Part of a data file

>>>>

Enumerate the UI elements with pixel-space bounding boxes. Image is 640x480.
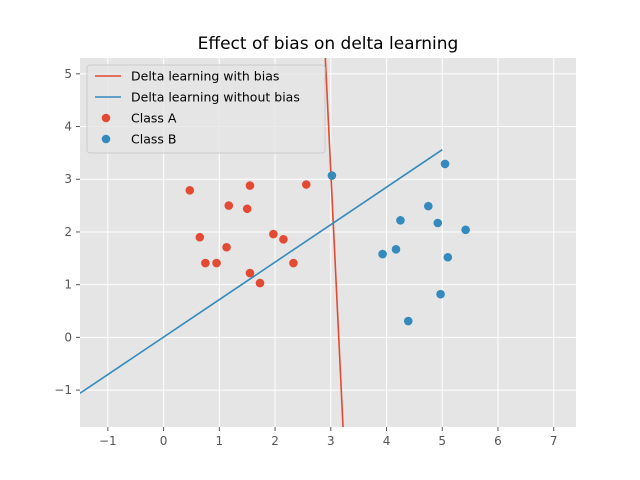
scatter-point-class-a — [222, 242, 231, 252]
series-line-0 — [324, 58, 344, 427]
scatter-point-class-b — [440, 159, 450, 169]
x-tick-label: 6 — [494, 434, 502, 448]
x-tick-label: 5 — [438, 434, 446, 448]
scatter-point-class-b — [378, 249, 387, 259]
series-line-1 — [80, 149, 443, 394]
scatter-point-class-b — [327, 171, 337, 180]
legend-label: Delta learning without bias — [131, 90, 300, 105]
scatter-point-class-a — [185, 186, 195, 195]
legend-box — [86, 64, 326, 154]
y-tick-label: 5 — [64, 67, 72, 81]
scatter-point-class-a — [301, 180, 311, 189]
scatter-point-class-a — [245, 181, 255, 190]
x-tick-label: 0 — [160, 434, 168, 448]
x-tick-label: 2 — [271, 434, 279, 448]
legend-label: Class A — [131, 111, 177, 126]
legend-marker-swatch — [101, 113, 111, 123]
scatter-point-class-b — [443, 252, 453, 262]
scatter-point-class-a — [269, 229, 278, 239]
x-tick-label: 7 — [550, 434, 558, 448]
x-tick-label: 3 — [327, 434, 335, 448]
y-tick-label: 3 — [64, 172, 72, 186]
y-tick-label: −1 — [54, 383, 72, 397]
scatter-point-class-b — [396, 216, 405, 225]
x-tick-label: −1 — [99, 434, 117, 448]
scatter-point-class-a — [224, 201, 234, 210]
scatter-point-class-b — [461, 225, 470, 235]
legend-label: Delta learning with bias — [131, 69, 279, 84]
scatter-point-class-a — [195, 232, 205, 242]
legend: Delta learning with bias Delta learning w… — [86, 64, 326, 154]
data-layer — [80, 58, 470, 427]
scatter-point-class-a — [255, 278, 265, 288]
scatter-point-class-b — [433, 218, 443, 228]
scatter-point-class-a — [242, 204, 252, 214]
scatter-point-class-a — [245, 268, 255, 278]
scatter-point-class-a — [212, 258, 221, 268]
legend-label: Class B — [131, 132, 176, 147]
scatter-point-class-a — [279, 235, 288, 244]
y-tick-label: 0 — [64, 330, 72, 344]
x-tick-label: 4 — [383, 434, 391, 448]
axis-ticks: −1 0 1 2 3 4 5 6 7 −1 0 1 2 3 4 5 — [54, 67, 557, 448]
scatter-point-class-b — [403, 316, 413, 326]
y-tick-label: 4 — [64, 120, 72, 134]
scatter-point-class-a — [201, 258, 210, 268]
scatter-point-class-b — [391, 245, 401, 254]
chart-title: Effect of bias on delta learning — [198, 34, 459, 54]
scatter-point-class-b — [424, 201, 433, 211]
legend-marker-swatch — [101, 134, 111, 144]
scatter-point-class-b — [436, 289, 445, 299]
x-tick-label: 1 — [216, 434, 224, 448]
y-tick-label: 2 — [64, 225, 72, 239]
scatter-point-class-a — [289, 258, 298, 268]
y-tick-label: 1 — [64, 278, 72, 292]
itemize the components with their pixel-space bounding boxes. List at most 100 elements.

<<<<
>>>>

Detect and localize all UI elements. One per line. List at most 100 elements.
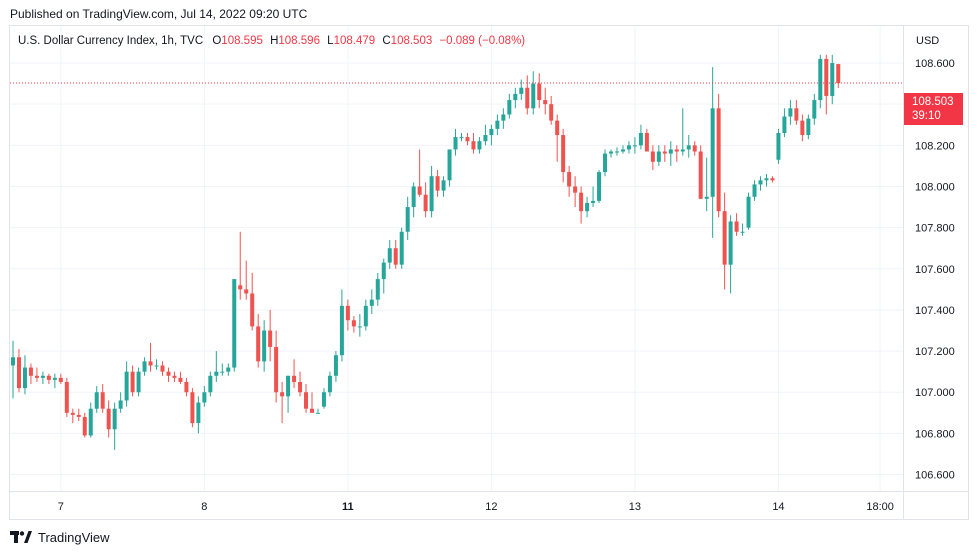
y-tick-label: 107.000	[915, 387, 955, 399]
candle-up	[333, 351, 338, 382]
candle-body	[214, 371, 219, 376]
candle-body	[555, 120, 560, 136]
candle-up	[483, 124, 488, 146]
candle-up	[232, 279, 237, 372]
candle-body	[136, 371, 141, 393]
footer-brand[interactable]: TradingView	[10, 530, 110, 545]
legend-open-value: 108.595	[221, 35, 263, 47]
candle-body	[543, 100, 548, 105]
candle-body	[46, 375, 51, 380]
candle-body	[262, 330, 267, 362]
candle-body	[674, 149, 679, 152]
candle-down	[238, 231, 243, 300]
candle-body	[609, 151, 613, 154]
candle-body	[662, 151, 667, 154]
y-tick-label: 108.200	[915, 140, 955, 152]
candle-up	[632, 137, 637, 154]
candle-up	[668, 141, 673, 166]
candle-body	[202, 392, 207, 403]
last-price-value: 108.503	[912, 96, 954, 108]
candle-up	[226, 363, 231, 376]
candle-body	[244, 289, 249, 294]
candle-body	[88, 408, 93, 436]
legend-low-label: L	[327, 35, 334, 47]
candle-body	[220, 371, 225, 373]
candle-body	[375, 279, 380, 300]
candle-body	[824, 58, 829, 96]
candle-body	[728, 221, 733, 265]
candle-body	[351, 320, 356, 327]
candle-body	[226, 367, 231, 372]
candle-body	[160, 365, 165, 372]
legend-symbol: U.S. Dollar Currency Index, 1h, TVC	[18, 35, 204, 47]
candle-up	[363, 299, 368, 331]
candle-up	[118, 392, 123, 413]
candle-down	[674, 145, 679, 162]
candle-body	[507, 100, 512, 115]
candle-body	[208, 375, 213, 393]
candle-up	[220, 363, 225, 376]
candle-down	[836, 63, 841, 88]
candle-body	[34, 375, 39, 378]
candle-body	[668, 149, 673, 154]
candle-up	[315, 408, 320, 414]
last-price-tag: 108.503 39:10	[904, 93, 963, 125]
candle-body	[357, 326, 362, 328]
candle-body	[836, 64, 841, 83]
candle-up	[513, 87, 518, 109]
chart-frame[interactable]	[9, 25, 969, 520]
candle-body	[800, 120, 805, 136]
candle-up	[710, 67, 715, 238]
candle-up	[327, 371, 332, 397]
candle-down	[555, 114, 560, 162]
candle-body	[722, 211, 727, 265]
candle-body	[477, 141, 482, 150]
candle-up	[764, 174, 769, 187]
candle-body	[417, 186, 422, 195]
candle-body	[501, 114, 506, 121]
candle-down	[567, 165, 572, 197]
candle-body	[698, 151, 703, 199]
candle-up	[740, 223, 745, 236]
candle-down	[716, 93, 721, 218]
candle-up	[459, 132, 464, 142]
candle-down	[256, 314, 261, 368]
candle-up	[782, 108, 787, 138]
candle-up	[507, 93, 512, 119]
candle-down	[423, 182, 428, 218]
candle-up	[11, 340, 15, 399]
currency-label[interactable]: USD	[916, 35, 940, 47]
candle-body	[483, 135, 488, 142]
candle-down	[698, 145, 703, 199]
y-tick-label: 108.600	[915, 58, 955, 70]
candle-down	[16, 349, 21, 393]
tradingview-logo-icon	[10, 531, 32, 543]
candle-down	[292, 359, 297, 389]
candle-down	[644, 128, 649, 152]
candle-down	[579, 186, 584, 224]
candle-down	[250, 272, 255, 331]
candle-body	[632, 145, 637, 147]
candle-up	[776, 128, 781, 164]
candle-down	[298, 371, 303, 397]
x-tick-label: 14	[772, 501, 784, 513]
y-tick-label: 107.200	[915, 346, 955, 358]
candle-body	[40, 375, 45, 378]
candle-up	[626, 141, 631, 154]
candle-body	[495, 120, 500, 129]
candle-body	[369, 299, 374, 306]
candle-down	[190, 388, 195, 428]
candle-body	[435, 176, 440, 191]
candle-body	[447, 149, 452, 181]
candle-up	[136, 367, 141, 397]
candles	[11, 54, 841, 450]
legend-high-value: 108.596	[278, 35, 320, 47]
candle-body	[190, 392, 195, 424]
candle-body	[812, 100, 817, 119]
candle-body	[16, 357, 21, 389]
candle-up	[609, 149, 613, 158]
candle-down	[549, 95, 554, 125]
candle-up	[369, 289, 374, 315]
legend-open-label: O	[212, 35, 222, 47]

<<<<

Exercise instructions
Update the part of the entries that opens with the line containing "387, 955, 399]" and closes with the line containing "141, 673, 166]" by changing every "candle-up" to "bullish-candle" and leaving everything else as it is. Give back only those lines.

Problem solution
y-tick-label: 107.000	[915, 387, 955, 399]
bullish-candle	[333, 351, 338, 382]
candle-body	[214, 371, 219, 376]
candle-body	[555, 120, 560, 136]
bullish-candle	[483, 124, 488, 146]
bullish-candle	[232, 279, 237, 372]
candle-body	[136, 371, 141, 393]
footer-brand[interactable]: TradingView	[10, 530, 110, 545]
legend-open-value: 108.595	[221, 35, 263, 47]
candle-body	[543, 100, 548, 105]
candle-body	[46, 375, 51, 380]
candle-body	[262, 330, 267, 362]
candle-body	[674, 149, 679, 152]
candle-down	[238, 231, 243, 300]
candle-body	[609, 151, 613, 154]
candle-body	[662, 151, 667, 154]
y-tick-label: 108.200	[915, 140, 955, 152]
bullish-candle	[632, 137, 637, 154]
bullish-candle	[668, 141, 673, 166]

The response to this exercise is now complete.